◆ Direction a
Report how many lines of the rows contain the string "label". Give only the number.

# START OF Document passage

All in all, the first game of the 2006 season turned out to be a success.
The Face Punchers for this game would like to dedicate their victory to the rest of our homies but especially to David DeChantal, who contemplated quitting his job, just for a chance to play.
David, this buds for you.

Friday, May 26, 2006

The Original 2006 Face Punchers Bio

Carlos Morin
The founder and inventor of Sunday football . Morin, a native of Texas who is Mexican-American but looks Middle-Eastern and acts Caucasian, is currently a struggling mens designer trying to make it big. He enjoys sleeping at work, Dan Lewis and quick tempers. His man-titties, not to be confused for pectorals, are sure to one day have their own zip-code.
Jim Mcfadden
The co-founder of Sunday Football. McFadden is an artists of many talents to include acting, directing, songwriting but more than anything else, leaving work early. His sweet and sultry voice is a mainstay at open mikes around the city. He also enjoys latin chicks, white girls and black booty ho's. McFadden is to be credited with the phrase "coo".

# END OF Document passage

◆ Direction b
Rewrite the part of the football passage that begins at the words "All in all, the" and stops after "chance to play.", putting "win" in place of "victory".

# START OF Data extract

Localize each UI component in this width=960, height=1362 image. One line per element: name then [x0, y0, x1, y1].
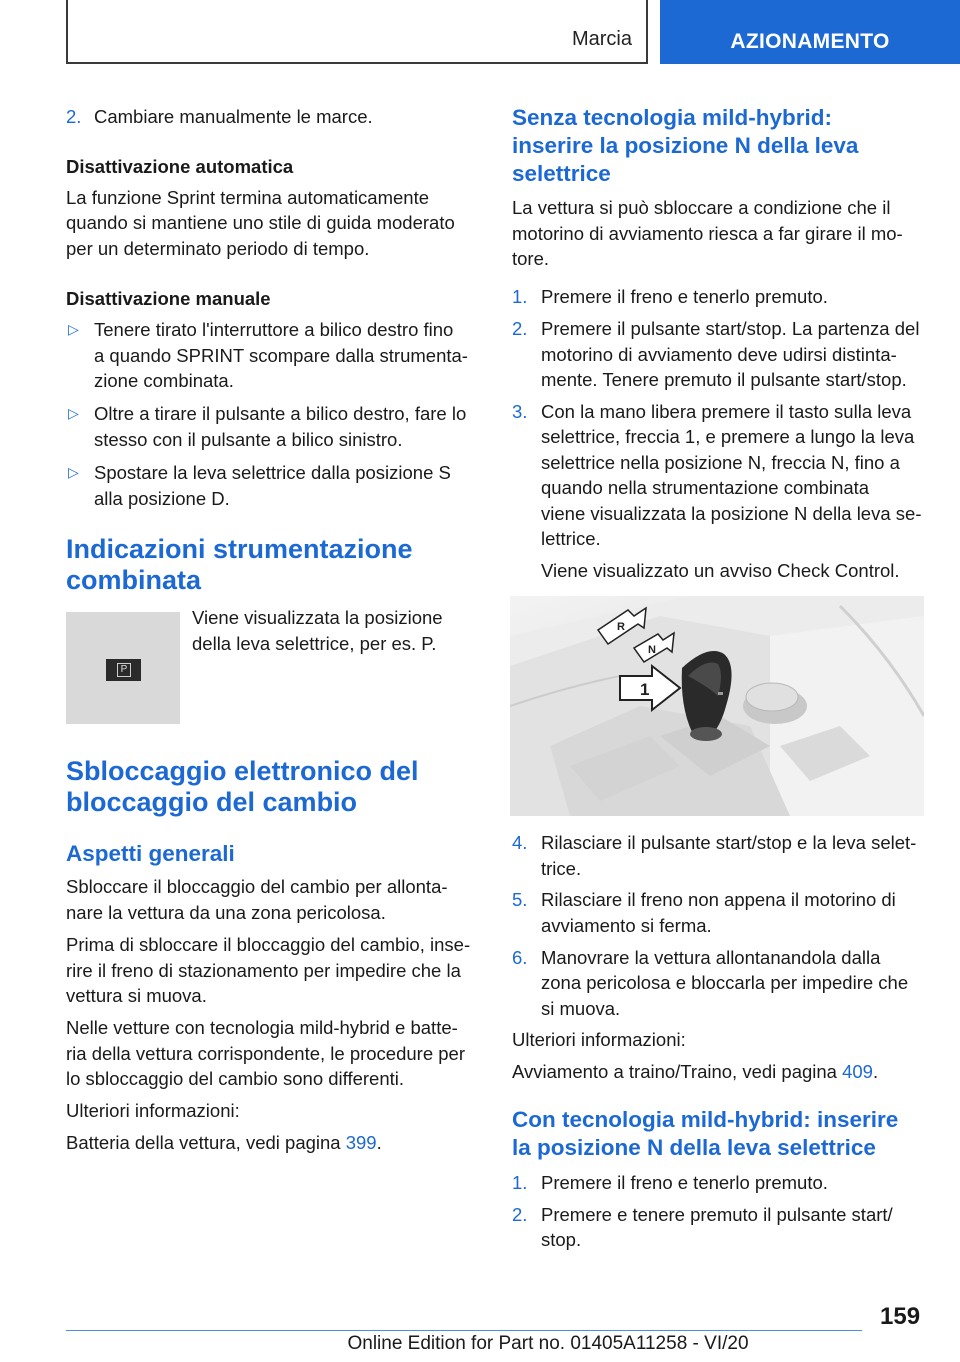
arrow-r-label: R — [617, 621, 625, 633]
reference-end: . — [376, 1132, 382, 1153]
section-title: Marcia — [571, 28, 632, 50]
page-number: 159 — [880, 1303, 921, 1330]
bullet-triangle-icon: ▷ — [68, 405, 79, 421]
heading-con-2: la posizione N della leva selettrice — [512, 1135, 876, 1160]
paragraph-line: nare la vettura da una zona pericolosa. — [66, 902, 386, 923]
indicator-text: Viene visualizzata la posizione — [192, 607, 443, 628]
step-text: trice. — [541, 858, 582, 879]
step-number: 1. — [512, 1172, 528, 1193]
paragraph-line: tore. — [512, 248, 550, 269]
heading-con: Con tecnologia mild-hybrid: inserire — [512, 1107, 899, 1132]
paragraph-line: Prima di sbloccare il bloccaggio del cambio, inse‐ — [66, 934, 471, 955]
bullet-triangle-icon: ▷ — [68, 321, 79, 337]
paragraph-line: quando si mantiene uno stile di guida moderato — [66, 212, 455, 233]
paragraph-line: Nelle vetture con tecnologia mild-hybrid e batte‐ — [66, 1017, 458, 1038]
bullet-line: alla posizione D. — [94, 488, 230, 509]
indicator-text: della leva selettrice, per es. P. — [192, 633, 437, 654]
heading-senza-3: selettrice — [512, 161, 611, 186]
more-info-label: Ulteriori informazioni: — [66, 1100, 240, 1121]
bullet-line: Spostare la leva selettrice dalla posizione S — [94, 462, 451, 483]
heading-senza-2: inserire la posizione N della leva — [512, 133, 859, 158]
bullet-line: Tenere tirato l'interruttore a bilico destro fino — [94, 319, 454, 340]
paragraph-line: motorino di avviamento riesca a far girare il mo‐ — [512, 223, 903, 244]
bullet-line: Oltre a tirare il pulsante a bilico destro, fare lo — [94, 403, 467, 424]
step-text: mente. Tenere premuto il pulsante start/stop. — [541, 369, 907, 390]
page-reference — [512, 1059, 878, 1085]
gear-selector-illustration — [510, 596, 924, 816]
bullet-line: a quando SPRINT scompare dalla strumenta‐ — [94, 345, 468, 366]
paragraph-line: vettura si muova. — [66, 985, 207, 1006]
paragraph-line: per un determinato periodo di tempo. — [66, 238, 370, 259]
gear-indicator-image — [66, 612, 180, 724]
step-number: 2. — [512, 1204, 528, 1225]
bullet-line: stesso con il pulsante a bilico sinistro. — [94, 429, 403, 450]
heading-indicazioni: Indicazioni strumentazione — [66, 534, 413, 564]
step-number: 1. — [512, 286, 528, 307]
gear-position-p-icon — [106, 659, 141, 681]
paragraph-line: ria della vettura corrispondente, le procedure per — [66, 1043, 466, 1064]
heading-aspetti: Aspetti generali — [66, 841, 235, 866]
page-link-409[interactable]: 409 — [842, 1061, 873, 1082]
chapter-tab[interactable]: AZIONAMENTO — [660, 0, 960, 64]
step-text: avviamento si ferma. — [541, 915, 712, 936]
footer-divider — [66, 1330, 862, 1331]
arrow-1-label: 1 — [640, 680, 650, 699]
page-link-399[interactable]: 399 — [345, 1132, 377, 1153]
step-text: viene visualizzata la posizione N della leva se‐ — [541, 503, 922, 524]
step-number: 5. — [512, 889, 528, 910]
paragraph-line: lo sbloccaggio del cambio sono differenti. — [66, 1068, 405, 1089]
subheading-auto: Disattivazione automatica — [66, 156, 294, 177]
header-section-box — [66, 0, 648, 64]
paragraph-line: rire il freno di stazionamento per impedire che la — [66, 960, 461, 981]
step-text: motorino di avviamento deve udirsi distinta‐ — [541, 344, 897, 365]
reference-text: Avviamento a traino/Traino, vedi pagina — [512, 1061, 843, 1082]
step-text: Cambiare manualmente le marce. — [94, 106, 373, 127]
subheading-manual: Disattivazione manuale — [66, 288, 271, 309]
step-text: Premere il pulsante start/stop. La partenza del — [541, 318, 920, 339]
step-text: selettrice, freccia 1, e premere a lungo la leva — [541, 426, 915, 447]
gear-selector-drawing — [510, 596, 924, 816]
page-reference — [66, 1130, 382, 1156]
step-number: 3. — [512, 401, 528, 422]
step-text: Manovrare la vettura allontanandola dalla — [541, 947, 881, 968]
step-number: 2. — [66, 106, 82, 127]
step-text: Premere e tenere premuto il pulsante start/ — [541, 1204, 893, 1225]
step-text: zona pericolosa e bloccarla per impedire che — [541, 972, 909, 993]
heading-sbloccaggio-2: bloccaggio del cambio — [66, 787, 358, 817]
step-text: selettrice nella posizione N, freccia N, fino a — [541, 452, 900, 473]
heading-sbloccaggio: Sbloccaggio elettronico del — [66, 756, 419, 786]
reference-text: Batteria della vettura, vedi pagina — [66, 1132, 346, 1153]
paragraph-line: Sbloccare il bloccaggio del cambio per allonta‐ — [66, 876, 448, 897]
more-info-label: Ulteriori informazioni: — [512, 1029, 686, 1050]
step-text: lettrice. — [541, 528, 601, 549]
step-number: 4. — [512, 832, 528, 853]
paragraph-line: La funzione Sprint termina automaticamente — [66, 187, 430, 208]
paragraph-line: La vettura si può sbloccare a condizione che il — [512, 197, 891, 218]
heading-senza: Senza tecnologia mild-hybrid: — [512, 105, 833, 130]
step-text: Premere il freno e tenerlo premuto. — [541, 286, 828, 307]
step-text: si muova. — [541, 998, 621, 1019]
step-text: quando nella strumentazione combinata — [541, 477, 870, 498]
reference-end: . — [872, 1061, 879, 1082]
step-text: Premere il freno e tenerlo premuto. — [541, 1172, 828, 1193]
bullet-triangle-icon: ▷ — [68, 464, 79, 480]
bullet-line: zione combinata. — [94, 370, 234, 391]
step-text: Viene visualizzato un avviso Check Control. — [541, 560, 900, 581]
step-number: 6. — [512, 947, 528, 968]
footer-edition: Online Edition for Part no. 01405A11258 - VI/20 — [347, 1333, 749, 1354]
step-text: Rilasciare il freno non appena il motorino di — [541, 889, 896, 910]
step-text: stop. — [541, 1229, 582, 1250]
step-text: Con la mano libera premere il tasto sulla leva — [541, 401, 912, 422]
gear-letter: P — [117, 663, 131, 677]
arrow-n-label: N — [648, 644, 656, 656]
step-text: Rilasciare il pulsante start/stop e la leva selet‐ — [541, 832, 917, 853]
step-number: 2. — [512, 318, 528, 339]
heading-indicazioni-2: combinata — [66, 565, 202, 595]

# END OF Data extract

◆ Task response a
5

◆ Task response b
All in all, the first game of the 2006 season turned out to be a success.
The Face Punchers for this game would like to dedicate their win to the rest of our homies but especially to David DeChantal, who contemplated quitting his job, just for a chance to play.